● The exercise:
Below are records. Copy every line with "Market" in it.

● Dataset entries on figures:

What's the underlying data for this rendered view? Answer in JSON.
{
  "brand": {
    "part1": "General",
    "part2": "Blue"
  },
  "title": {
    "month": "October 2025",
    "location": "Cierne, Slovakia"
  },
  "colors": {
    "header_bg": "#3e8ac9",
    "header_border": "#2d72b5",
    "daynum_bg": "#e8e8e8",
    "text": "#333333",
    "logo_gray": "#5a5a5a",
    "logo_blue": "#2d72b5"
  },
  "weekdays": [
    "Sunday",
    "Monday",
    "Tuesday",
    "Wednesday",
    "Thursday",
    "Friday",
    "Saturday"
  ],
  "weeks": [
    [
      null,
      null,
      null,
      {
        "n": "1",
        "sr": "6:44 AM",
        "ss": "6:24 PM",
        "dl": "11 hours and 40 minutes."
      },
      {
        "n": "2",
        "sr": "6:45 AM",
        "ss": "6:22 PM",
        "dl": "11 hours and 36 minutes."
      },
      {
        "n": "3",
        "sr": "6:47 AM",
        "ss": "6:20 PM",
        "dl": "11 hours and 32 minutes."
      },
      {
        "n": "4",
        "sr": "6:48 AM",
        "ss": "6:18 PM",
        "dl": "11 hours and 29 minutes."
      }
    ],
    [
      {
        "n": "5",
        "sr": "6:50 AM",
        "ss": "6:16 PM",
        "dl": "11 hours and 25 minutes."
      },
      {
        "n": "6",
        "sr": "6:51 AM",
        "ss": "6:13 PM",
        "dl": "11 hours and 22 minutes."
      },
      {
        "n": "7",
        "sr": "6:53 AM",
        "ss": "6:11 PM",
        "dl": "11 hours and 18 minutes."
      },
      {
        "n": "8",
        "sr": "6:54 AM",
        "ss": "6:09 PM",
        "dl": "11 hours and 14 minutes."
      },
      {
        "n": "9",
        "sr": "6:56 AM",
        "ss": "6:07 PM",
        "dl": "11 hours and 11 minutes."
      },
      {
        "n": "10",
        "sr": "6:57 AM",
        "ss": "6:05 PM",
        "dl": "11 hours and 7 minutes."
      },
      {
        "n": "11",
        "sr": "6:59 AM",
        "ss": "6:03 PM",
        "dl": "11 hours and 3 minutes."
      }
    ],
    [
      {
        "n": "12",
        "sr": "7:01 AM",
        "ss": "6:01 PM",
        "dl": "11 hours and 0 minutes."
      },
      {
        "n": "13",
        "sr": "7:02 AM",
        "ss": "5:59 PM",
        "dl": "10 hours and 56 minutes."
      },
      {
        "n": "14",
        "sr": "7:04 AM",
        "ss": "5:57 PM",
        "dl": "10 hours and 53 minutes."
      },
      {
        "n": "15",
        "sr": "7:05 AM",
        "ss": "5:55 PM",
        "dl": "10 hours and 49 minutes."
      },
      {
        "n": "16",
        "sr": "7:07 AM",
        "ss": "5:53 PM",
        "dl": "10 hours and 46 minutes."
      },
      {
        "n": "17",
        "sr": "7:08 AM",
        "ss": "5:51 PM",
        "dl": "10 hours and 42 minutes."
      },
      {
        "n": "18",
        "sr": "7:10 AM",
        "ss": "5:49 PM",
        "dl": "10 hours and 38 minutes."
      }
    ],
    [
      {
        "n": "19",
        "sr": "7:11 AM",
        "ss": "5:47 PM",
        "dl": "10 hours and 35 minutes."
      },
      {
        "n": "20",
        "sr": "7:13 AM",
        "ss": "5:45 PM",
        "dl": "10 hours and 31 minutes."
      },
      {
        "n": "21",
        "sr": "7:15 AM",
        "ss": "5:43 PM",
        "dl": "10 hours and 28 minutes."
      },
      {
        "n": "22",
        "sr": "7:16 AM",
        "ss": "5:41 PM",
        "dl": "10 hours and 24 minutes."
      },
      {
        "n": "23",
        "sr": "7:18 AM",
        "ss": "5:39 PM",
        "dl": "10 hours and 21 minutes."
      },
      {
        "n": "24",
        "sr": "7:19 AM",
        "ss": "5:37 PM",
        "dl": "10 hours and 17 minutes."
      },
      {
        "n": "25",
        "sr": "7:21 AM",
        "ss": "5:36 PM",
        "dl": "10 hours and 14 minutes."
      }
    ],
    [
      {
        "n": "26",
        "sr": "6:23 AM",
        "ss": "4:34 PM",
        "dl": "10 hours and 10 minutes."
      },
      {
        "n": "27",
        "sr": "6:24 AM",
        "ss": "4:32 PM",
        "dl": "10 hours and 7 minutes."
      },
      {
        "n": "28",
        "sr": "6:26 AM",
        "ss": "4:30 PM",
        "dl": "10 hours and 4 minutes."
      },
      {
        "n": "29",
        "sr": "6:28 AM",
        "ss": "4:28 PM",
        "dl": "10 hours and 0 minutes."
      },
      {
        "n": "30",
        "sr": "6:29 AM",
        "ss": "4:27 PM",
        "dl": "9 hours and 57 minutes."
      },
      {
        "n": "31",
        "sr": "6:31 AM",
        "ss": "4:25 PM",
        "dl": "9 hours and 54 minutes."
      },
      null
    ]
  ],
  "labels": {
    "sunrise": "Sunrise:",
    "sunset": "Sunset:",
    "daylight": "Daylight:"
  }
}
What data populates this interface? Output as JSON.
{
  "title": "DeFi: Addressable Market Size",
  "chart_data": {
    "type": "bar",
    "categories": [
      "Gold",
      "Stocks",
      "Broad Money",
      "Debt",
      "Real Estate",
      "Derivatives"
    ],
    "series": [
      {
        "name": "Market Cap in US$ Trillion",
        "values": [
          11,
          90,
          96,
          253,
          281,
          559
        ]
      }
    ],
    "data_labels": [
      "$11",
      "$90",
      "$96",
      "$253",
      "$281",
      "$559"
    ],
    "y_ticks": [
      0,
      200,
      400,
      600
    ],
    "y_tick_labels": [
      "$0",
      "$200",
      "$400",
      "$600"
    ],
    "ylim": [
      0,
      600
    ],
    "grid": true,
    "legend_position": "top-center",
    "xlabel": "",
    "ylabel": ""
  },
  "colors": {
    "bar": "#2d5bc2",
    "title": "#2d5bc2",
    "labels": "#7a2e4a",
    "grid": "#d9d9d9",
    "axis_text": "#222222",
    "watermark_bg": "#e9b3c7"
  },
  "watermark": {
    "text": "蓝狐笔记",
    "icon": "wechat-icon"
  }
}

● Task answer:
  "title": "DeFi: Addressable Market Size",
        "name": "Market Cap in US$ Trillion",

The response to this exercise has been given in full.